## WRITTEN PROBLEM
Using the data below, gather each line that includes the word "this".

---------------

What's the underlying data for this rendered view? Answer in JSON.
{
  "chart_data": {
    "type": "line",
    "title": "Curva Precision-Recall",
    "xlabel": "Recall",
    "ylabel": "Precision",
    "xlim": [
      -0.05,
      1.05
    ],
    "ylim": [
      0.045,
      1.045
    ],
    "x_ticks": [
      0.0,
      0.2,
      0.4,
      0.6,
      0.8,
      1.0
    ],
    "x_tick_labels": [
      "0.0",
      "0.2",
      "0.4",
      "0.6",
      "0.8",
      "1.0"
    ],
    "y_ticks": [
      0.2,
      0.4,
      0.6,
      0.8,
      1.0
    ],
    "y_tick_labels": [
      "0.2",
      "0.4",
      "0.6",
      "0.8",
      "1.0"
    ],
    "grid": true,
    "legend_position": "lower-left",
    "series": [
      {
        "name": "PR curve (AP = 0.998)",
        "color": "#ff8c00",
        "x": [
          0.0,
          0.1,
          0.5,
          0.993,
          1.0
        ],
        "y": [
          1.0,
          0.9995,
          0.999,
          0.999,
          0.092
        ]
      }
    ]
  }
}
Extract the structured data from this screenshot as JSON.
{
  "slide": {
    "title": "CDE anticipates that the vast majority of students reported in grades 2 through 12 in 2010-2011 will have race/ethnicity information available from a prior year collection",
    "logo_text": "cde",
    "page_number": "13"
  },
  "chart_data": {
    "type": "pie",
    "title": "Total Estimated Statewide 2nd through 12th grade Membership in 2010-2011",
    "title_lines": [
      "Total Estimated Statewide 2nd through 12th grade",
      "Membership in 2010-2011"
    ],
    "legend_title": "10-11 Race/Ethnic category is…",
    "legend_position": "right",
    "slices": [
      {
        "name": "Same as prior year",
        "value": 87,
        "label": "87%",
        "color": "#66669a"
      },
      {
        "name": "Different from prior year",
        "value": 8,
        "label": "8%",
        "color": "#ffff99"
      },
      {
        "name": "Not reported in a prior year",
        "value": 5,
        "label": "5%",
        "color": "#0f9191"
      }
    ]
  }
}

---------------

## EXERCISE SOLUTION
What's the underlying data for this rendered view? Answer in JSON.
Extract the structured data from this screenshot as JSON.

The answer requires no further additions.